## AUSGEWÄHLTER AUSZUG
※ ※ ※
Unverhüllten Frauen drohen drakonische Strafen von mindestens fünf Jahren Haft
Auch das geplante Verhüllungsgesetz gehört zu den Vorbereitungen des Regimes auf den Jahrestag. Die Novelle wird in nicht öffentlichen Beratungen diskutiert und sieht nach Medienberichten vor, dass Frauen ohne korrekt gebundenes Kopftuch zu mindestens fünf Jahre Haft verurteilt werden sollen. Unternehmer, die in ihren Läden oder Betrieben Frauen ohne Kopftuch dulden, riskieren nach der Vorlage künftig eine Geldstrafe von bis zu einem Viertel ihrer Jahreseinnahmen. Zudem setzen die Behörden verstärkt auf den Einsatz von Überwachungskameras, um Frauen ohne Kopftuch bestrafen zu können.
Das iranische Regime betrachtet das Kopftuchgebot als Kernbestandteil der Islamischen Republik. Eine Abschaffung der Kopftuchpflicht wäre für Revolutionsführer Ali Khamenei und Präsident Ebrahim Raisi Verrat an der islamischen Revolution von 1979 und kommt deshalb nicht infrage. „Die aktuellen Maßnahmen der iranischen Behörden sind besorgniserregend und lassen auf eine systematische Einschüchterung der Protestbewegung im Vorfeld des 16. Septembers schließen“, sagt Amin Riahi, ein in Deutschland lebender Menschenrechtsaktivist, der die Spannungen zwischen dem Regime und der Protestbewegung im Iran verfolgt. „Städteübergreifend beobachten wir eine Zunahme der Verhaftungen von Aktivisten“, sagte Riahi unserem Korrespondenten. Er verwies darauf, dass der iranische Geheimdienstminister Esmaeil Khatib die Mitglieder der Protestbewegung als „Feinde“ bezeichnet habe. Diese Wortwahl „ist nicht nur eine klare Drohung, sondern auch ein Indikator für die eskalierende Spannung im Land“.
※ ※ ※
## BEREITGESTELLTE EINTRÄGE
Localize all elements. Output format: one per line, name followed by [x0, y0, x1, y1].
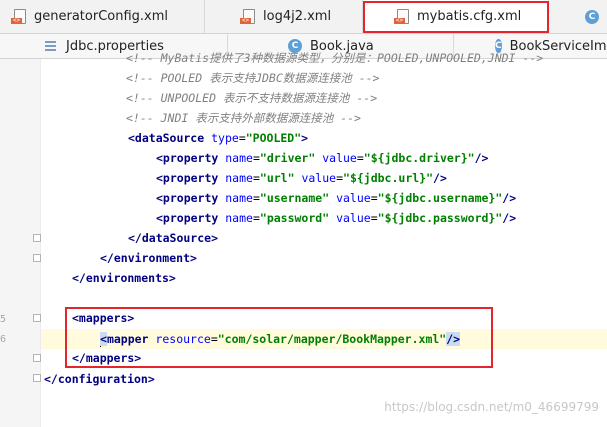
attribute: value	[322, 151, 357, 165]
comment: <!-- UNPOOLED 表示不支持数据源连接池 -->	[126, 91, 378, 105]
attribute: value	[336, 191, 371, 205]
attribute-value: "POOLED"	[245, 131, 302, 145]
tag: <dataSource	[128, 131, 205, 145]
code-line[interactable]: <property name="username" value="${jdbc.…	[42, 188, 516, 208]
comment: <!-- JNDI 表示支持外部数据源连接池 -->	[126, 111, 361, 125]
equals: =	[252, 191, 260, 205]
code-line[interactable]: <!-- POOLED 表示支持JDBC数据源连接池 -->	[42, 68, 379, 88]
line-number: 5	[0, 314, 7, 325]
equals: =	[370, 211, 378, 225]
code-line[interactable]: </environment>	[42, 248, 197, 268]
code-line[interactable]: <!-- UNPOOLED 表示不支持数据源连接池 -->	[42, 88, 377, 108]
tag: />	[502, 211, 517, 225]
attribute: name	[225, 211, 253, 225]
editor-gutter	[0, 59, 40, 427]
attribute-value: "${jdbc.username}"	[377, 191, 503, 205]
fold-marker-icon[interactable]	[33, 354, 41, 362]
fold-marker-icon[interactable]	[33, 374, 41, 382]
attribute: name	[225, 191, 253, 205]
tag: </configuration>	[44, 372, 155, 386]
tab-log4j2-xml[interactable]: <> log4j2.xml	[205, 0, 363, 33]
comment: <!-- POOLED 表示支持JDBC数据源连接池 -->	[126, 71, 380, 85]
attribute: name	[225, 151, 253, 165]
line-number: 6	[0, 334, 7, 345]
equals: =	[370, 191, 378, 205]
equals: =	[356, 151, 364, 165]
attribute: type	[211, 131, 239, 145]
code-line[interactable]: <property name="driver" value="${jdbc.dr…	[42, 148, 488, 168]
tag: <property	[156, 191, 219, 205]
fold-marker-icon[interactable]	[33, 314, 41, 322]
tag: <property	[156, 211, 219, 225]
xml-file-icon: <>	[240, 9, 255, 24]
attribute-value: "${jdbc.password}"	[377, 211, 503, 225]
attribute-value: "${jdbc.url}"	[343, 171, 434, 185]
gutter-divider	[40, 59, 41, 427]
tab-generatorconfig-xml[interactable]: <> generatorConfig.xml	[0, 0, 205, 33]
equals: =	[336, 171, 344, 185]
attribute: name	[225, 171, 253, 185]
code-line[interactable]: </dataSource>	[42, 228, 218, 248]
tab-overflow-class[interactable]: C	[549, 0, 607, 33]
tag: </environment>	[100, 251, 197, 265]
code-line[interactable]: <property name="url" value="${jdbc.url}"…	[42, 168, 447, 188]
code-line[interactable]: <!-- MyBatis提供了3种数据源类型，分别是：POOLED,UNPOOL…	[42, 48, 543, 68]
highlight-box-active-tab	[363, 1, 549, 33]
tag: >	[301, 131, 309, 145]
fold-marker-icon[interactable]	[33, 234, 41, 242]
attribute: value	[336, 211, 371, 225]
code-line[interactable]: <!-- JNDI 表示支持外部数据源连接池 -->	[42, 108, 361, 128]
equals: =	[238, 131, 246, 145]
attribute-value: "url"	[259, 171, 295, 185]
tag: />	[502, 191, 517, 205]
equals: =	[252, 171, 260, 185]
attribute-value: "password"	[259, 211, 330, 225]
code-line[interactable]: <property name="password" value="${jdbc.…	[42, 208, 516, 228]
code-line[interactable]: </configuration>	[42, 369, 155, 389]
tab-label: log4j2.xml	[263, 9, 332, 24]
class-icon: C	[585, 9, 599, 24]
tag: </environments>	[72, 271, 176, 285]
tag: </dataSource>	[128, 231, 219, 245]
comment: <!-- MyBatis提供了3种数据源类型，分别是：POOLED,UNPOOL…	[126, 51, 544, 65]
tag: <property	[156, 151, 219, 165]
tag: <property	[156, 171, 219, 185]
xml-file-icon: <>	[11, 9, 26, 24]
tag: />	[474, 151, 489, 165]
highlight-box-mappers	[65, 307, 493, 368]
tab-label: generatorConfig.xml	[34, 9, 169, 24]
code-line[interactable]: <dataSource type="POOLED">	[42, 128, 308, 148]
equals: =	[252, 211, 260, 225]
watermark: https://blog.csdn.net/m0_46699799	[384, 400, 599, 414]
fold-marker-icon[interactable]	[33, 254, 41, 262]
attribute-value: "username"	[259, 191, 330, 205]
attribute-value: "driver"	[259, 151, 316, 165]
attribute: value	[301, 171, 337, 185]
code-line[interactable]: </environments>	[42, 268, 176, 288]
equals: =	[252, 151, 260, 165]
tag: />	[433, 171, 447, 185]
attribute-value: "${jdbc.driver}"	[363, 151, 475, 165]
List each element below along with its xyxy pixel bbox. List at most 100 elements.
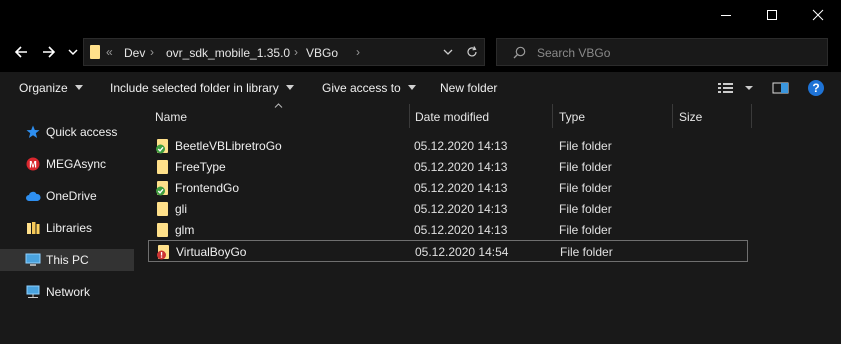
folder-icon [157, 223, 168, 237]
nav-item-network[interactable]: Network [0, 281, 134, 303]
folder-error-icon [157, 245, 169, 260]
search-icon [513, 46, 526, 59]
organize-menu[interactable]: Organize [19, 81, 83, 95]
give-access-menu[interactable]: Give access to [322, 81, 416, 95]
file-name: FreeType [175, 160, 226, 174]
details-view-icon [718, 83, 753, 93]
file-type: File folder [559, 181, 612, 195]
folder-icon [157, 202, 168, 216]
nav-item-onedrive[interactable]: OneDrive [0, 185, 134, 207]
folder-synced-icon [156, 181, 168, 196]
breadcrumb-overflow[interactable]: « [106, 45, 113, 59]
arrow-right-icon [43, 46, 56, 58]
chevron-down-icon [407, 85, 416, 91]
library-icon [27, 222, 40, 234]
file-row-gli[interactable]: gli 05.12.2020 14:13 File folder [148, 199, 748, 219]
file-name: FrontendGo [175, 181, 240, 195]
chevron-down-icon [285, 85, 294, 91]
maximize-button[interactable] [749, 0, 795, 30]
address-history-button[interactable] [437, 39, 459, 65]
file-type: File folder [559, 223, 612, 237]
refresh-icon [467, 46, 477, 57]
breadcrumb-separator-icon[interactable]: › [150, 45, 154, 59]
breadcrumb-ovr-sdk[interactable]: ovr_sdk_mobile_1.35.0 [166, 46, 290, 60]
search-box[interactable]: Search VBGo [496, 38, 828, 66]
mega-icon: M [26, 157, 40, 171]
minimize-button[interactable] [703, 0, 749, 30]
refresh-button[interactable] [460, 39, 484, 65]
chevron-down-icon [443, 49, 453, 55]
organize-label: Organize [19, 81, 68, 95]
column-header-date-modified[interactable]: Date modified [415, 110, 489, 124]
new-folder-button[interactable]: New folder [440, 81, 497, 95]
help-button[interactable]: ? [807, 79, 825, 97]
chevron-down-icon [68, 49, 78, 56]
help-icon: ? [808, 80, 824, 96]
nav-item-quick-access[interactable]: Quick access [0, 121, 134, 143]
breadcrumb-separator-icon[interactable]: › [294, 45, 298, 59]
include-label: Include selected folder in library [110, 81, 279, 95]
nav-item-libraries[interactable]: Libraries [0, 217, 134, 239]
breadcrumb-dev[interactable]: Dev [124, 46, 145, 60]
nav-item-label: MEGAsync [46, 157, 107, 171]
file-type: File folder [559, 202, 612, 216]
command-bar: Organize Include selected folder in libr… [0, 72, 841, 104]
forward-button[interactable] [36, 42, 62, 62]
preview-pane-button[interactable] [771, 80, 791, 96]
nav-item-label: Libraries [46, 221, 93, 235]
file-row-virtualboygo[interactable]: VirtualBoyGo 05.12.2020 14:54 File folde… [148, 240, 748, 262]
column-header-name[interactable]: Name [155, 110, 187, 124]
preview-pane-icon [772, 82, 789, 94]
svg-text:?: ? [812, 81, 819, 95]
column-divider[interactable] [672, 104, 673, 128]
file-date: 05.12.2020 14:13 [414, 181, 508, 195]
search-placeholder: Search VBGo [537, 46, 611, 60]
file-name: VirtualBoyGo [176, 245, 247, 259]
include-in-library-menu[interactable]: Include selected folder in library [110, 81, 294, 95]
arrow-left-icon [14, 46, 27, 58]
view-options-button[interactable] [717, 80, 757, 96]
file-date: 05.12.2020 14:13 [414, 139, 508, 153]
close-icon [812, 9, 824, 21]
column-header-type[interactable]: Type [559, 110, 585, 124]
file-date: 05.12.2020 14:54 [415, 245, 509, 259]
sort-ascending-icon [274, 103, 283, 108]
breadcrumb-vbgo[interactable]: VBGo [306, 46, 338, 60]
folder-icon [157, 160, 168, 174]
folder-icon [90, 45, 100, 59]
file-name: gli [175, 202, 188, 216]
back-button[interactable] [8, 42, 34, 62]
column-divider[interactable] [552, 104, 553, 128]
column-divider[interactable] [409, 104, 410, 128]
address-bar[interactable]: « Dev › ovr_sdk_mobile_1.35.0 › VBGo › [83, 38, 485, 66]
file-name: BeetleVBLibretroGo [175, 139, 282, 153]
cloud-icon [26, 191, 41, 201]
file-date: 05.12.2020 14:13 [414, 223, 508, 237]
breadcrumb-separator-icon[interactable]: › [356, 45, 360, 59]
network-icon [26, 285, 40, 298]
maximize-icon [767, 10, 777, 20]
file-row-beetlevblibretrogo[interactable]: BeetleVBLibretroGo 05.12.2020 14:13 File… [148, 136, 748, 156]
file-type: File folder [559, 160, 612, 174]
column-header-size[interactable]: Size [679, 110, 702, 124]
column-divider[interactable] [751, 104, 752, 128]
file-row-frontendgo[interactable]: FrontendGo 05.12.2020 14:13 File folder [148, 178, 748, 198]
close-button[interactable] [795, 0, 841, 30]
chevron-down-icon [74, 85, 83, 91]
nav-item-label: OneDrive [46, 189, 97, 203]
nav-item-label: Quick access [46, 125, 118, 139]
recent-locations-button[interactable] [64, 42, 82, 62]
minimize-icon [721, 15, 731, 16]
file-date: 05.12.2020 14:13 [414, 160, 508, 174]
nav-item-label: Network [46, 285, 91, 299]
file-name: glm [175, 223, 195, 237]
※ ※ ※
Nimm den Text über das geplante Verhüllungsgesetz im Iran wieder auf und führe ihn nach seinem letzten Satz fort.

## ANTWORT
Das Regime sieht sich durch außenpolitische Erfolge gestärkt
Das Regime sehe sich durch außenpolitische Erfolge in seinem Kurs bestärkt, meint Riahi. Der Iran hat eine Wiederannäherung an Saudi-Arabien eingeleitet und sich mit den USA auf einen Häftlingsaustausch geeinigt, der Teheran den Zugriff auf mindestens sechs Milliarden Dollar an bisher eingefrorenen Auslandsguthaben einräumt. Diese Entwicklungen ermutigten das Regime, „die Protestbewegung mit noch größerer Intensität zu unterdrücken“, sagte Riahi.
Aufgeben wollen die Regimegegner aber nicht. Faeseh Haschemi, eine Tochter des früheren iranischen Präsidenten Ali Akbar Haschemi-Rafsandschani und scharfe Kritikerin der Mullah-Regierung, die seit 2022 im Gefängnis sitzt, rief die Iraner aus ihrer Zelle heraus zum Widerstand auf. Mit zivilem Ungehorsam könne das Regime unter Druck gesetzt werden, schrieb Haschemi nach einem Bericht des Oppositionssenders Iran International in einem Brief aus der Haft.
Tausende Iraner und Iranerinnen in großen Städten tragen ihren Protest gegen das Regime schon jetzt jeden Tag auf die Straße: Trotz Strafandrohung zeigen sie sich mit offenen Haaren in der Öffentlichkeit. Auf diese Weise erlebten die iranischen Kleriker „die Niederlage ihrer Ideologie auf offener Straße“, kommentierte die Aktivistin Masih Alinejad.